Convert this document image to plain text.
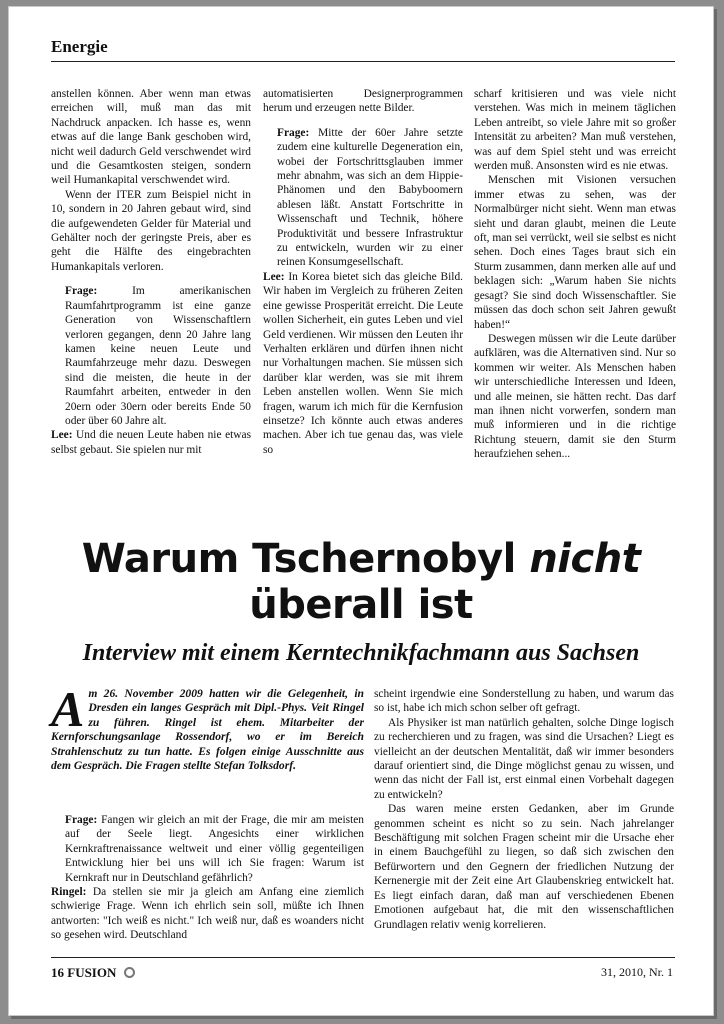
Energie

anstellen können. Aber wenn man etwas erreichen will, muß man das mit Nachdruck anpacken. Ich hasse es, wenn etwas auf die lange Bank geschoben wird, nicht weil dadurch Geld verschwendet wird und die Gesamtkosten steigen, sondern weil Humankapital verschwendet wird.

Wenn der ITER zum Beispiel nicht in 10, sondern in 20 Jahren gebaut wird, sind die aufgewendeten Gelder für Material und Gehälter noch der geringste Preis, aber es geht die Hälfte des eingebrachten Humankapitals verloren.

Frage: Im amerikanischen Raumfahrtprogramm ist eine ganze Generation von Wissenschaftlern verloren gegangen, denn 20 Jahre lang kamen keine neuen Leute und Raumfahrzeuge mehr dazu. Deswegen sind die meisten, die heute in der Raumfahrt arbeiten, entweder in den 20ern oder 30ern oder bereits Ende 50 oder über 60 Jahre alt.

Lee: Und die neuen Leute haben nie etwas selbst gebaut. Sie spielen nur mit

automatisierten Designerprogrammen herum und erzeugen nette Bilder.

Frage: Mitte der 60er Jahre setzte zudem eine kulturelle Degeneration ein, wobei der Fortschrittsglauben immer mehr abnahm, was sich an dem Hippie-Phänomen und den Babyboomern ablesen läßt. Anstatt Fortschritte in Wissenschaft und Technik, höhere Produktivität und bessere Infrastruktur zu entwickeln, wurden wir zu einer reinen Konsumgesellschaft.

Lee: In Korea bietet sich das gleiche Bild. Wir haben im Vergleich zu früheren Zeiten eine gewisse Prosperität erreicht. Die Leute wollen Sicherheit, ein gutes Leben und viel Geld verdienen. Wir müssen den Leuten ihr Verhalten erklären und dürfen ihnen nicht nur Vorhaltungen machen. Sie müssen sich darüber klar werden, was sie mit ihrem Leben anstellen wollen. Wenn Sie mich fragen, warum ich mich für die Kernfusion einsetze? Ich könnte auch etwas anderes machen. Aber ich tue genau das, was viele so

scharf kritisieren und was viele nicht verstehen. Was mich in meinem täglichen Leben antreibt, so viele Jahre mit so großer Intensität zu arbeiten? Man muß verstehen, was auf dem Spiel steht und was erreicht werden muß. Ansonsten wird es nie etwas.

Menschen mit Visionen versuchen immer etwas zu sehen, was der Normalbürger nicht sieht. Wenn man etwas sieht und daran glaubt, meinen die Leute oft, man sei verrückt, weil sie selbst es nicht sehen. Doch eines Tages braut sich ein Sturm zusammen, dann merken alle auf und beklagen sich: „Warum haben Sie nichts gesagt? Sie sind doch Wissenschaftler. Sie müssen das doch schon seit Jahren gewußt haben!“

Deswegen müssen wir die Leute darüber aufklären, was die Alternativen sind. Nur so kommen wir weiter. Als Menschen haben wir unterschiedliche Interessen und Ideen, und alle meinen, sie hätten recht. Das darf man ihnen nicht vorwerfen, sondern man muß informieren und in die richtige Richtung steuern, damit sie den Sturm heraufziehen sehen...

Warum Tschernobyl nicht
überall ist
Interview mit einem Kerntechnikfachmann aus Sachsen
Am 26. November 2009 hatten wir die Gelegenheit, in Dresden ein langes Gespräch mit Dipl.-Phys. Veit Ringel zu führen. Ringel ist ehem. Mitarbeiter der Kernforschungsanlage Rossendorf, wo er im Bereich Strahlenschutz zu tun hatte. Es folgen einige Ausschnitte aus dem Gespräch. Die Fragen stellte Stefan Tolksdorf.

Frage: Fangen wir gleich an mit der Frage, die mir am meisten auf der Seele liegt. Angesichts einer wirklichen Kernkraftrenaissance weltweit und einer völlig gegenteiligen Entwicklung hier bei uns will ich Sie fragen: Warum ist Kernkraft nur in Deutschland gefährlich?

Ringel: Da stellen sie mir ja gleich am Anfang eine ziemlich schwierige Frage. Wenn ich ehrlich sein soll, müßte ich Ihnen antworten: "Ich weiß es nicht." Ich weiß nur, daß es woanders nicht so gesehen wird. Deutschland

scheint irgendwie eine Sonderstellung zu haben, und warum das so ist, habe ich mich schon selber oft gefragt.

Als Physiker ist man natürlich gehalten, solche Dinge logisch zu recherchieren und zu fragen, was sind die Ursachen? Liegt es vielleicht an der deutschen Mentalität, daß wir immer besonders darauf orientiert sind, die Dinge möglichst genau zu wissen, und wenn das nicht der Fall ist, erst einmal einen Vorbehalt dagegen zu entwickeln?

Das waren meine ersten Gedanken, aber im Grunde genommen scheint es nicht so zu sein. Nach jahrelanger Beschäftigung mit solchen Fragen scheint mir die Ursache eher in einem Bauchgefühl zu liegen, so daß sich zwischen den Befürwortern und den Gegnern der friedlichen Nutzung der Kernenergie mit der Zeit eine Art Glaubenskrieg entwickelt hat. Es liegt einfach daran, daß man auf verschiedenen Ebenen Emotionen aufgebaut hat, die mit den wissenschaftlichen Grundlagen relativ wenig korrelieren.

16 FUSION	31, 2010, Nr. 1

* * *

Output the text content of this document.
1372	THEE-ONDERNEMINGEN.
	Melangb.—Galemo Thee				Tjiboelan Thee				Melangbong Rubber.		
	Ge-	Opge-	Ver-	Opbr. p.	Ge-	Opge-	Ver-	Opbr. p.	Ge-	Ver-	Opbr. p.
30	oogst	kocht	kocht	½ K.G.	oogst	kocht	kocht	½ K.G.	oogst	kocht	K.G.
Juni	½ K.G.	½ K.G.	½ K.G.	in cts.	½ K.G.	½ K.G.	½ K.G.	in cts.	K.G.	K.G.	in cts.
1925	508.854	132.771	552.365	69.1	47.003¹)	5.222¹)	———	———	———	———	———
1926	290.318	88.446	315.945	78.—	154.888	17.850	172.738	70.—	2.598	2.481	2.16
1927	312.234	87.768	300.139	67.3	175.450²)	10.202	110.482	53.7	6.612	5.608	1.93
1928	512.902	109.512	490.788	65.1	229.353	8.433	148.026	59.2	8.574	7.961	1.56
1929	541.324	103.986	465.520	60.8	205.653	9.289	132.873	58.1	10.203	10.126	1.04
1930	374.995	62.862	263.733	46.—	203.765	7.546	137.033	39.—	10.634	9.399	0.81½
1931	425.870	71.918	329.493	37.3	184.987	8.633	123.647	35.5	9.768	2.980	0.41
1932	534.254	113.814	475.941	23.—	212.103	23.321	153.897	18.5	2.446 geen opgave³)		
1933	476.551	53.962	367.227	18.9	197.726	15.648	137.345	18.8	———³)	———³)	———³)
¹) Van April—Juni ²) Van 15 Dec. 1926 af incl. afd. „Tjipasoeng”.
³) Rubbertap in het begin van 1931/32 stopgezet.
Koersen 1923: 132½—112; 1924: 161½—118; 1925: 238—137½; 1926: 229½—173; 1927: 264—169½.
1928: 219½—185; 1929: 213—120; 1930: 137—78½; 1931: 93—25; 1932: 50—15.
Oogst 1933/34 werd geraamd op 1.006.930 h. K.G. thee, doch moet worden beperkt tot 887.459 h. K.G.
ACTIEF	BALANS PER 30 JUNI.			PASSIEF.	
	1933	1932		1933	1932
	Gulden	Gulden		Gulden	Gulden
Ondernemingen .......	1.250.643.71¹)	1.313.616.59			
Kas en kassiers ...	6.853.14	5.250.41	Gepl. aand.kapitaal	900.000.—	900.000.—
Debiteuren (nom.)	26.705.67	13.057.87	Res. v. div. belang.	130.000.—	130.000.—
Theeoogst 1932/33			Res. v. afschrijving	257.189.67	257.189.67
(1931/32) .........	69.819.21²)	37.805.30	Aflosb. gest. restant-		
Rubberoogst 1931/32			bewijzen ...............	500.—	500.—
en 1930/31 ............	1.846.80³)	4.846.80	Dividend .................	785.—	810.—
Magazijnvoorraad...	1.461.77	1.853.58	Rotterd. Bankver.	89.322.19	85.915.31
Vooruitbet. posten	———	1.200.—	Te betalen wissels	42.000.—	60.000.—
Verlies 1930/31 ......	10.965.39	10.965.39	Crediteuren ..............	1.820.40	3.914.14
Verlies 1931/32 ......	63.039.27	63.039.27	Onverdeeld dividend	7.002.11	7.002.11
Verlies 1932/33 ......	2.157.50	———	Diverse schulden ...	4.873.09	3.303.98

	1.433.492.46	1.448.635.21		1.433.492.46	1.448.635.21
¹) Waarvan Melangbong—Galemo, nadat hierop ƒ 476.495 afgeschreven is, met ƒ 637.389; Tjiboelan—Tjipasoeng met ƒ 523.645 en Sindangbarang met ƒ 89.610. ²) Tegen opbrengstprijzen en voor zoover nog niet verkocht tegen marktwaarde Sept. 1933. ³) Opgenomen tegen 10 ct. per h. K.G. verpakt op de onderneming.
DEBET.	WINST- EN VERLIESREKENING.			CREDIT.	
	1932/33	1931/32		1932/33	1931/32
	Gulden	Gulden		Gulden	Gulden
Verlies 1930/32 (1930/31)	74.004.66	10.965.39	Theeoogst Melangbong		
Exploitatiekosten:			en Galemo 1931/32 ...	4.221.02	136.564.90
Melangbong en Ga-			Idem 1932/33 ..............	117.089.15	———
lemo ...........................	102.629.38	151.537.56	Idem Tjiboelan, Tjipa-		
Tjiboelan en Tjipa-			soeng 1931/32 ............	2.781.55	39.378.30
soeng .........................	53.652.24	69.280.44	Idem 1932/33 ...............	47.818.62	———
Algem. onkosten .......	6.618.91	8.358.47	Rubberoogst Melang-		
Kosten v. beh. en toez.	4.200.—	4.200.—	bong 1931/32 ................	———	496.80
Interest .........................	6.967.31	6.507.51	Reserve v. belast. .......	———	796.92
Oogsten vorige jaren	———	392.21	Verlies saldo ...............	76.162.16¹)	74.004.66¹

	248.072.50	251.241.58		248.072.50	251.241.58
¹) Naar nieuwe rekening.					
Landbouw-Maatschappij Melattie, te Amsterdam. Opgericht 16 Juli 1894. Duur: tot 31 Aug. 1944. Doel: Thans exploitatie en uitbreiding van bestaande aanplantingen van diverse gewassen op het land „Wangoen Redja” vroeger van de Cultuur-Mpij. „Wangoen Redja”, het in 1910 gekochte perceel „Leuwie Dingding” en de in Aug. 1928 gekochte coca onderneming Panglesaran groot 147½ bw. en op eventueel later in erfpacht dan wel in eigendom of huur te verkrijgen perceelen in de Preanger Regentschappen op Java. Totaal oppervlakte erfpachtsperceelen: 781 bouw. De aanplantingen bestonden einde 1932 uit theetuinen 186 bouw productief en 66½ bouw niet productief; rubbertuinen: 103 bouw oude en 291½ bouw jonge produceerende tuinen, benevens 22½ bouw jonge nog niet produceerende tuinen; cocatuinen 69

Task brief: Copy every line in the data above that has the string "haben" in it.

Problem solution:
Lee: Und die neuen Leute haben nie etwas selbst gebaut. Sie spielen nur mit
Lee: In Korea bietet sich das gleiche Bild. Wir haben im Vergleich zu früheren Zeiten eine gewisse Prosperität erreicht. Die Leute wollen Sicherheit, ein gutes Leben und viel Geld verdienen. Wir müssen den Leuten ihr Verhalten erklären und dürfen ihnen nicht nur Vorhaltungen machen. Sie müssen sich darüber klar werden, was sie mit ihrem Leben anstellen wollen. Wenn Sie mich fragen, warum ich mich für die Kernfusion einsetze? Ich könnte auch etwas anderes machen. Aber ich tue genau das, was viele so
Menschen mit Visionen versuchen immer etwas zu sehen, was der Normalbürger nicht sieht. Wenn man etwas sieht und daran glaubt, meinen die Leute oft, man sei verrückt, weil sie selbst es nicht sehen. Doch eines Tages braut sich ein Sturm zusammen, dann merken alle auf und beklagen sich: „Warum haben Sie nichts gesagt? Sie sind doch Wissenschaftler. Sie müssen das doch schon seit Jahren gewußt haben!“
Deswegen müssen wir die Leute darüber aufklären, was die Alternativen sind. Nur so kommen wir weiter. Als Menschen haben wir unterschiedliche Interessen und Ideen, und alle meinen, sie hätten recht. Das darf man ihnen nicht vorwerfen, sondern man muß informieren und in die richtige Richtung steuern, damit sie den Sturm heraufziehen sehen...
scheint irgendwie eine Sonderstellung zu haben, und warum das so ist, habe ich mich schon selber oft gefragt.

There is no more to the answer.